Aufgabe =>
Bitte tippe einen Abschnitt aus dem Seitentext wortgetreu ab. Beginne bei der Stelle mit „Wobei der aufmerksame“ und höre nach „keine Spuren hinterlassen.“ auf.

Archiv für Juli 14th, 2006

Sein altes Leben

Da scheinen die Profis von “Bild” ja wieder eine richtige Exklusiv-Geschichte ausgegraben zu haben. Groß lacht heute Jürgen Klinsmann von der Seite 1, und daneben steht:

JÜRGEN KLINSMANN: Sein neues Leben. Traumvilla! Traumfrau! Traumwetter!

Wobei der aufmerksame “Bild”-Leser sich an dieser Stelle schon fragen könnte: Traumvilla? Traumfrau? Traumwetter? Ist das nicht exakt das alte Leben des Jürgen Klinsmann?

Sein neues Leben nach dem Rücktritt

“Welcome to Klinsi Beach” steht über dem Artikel im Inneren. Und: “Sein neues Leben nach dem Rücktritt”. Frisch und erholt sieht Klinsmann auf den vielen Fotos aus, die das “neue Leben” illustrieren. So, als hätte die WM gar keine Spuren hinterlassen.

Ach so: Hat sie auch gar nicht. Die Fotos, auch das fast halbseitige, stammen aus einer Zeit, als Klinsmann noch gar nicht Bundestrainer war. Und wenn man genau liest, steht das auch da. “So zeigte er sich den BILD-Reportern schon bevor er Bundestrainer wurde”, heißt es in einem Bildtext. Und im Artikel steht:

BILD erklärt, wie Klinsi (…) am Pazifikstrand Kraft tanken will für die Zukunft. Dazu zeigt BILD Fotos von früheren Besuchen bei Klinsi.

Layout-Annotationsdaten =>
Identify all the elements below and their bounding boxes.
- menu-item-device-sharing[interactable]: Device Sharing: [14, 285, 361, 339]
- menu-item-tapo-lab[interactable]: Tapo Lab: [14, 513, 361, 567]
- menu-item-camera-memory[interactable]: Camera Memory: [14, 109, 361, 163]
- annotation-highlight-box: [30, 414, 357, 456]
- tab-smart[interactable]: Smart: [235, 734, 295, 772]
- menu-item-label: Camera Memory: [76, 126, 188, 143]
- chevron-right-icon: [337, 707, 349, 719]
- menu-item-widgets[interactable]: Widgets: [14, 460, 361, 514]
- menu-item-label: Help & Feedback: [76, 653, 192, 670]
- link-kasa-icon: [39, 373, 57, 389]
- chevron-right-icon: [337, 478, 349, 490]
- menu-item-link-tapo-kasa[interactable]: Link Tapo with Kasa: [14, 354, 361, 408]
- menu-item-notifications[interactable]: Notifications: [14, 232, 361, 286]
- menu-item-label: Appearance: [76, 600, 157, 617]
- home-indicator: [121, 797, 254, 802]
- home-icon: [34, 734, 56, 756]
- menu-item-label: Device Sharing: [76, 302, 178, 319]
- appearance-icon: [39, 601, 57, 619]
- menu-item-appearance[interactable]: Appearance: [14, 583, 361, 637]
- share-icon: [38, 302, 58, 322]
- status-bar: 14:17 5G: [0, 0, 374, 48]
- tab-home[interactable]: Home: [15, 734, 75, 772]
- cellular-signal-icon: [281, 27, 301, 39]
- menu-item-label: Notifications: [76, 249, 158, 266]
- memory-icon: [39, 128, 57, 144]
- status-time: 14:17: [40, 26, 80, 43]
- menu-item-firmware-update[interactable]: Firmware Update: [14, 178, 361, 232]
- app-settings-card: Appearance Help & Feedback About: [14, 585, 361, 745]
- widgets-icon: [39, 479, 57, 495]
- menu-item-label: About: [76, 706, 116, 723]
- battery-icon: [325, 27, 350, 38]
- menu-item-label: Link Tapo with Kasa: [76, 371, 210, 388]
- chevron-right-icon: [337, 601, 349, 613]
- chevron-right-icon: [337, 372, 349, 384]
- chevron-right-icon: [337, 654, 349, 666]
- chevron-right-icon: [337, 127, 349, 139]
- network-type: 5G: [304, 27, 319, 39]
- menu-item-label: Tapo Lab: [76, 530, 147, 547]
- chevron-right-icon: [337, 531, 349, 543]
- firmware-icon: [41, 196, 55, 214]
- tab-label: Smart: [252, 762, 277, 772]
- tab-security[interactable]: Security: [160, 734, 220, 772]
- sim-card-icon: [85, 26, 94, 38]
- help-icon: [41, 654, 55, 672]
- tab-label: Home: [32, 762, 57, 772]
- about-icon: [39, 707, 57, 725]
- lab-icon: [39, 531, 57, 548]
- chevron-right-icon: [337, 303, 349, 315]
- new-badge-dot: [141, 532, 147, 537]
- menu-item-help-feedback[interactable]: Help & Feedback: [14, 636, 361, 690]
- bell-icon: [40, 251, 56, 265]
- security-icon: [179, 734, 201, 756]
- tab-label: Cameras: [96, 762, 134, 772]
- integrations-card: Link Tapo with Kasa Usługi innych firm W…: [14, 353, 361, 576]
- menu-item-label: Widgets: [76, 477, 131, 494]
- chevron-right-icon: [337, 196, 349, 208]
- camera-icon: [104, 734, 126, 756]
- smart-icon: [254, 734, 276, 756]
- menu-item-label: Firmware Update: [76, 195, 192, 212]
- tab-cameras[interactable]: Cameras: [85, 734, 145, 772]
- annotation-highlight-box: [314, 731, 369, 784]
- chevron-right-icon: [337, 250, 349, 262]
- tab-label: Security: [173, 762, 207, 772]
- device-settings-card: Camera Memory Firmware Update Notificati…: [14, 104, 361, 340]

Lösung =>
Wobei der aufmerksame “Bild”-Leser sich an dieser Stelle schon fragen könnte: Traumvilla? Traumfrau? Traumwetter? Ist das nicht exakt das alte Leben des Jürgen Klinsmann?

Sein neues Leben nach dem Rücktritt

“Welcome to Klinsi Beach” steht über dem Artikel im Inneren. Und: “Sein neues Leben nach dem Rücktritt”. Frisch und erholt sieht Klinsmann auf den vielen Fotos aus, die das “neue Leben” illustrieren. So, als hätte die WM gar keine Spuren hinterlassen.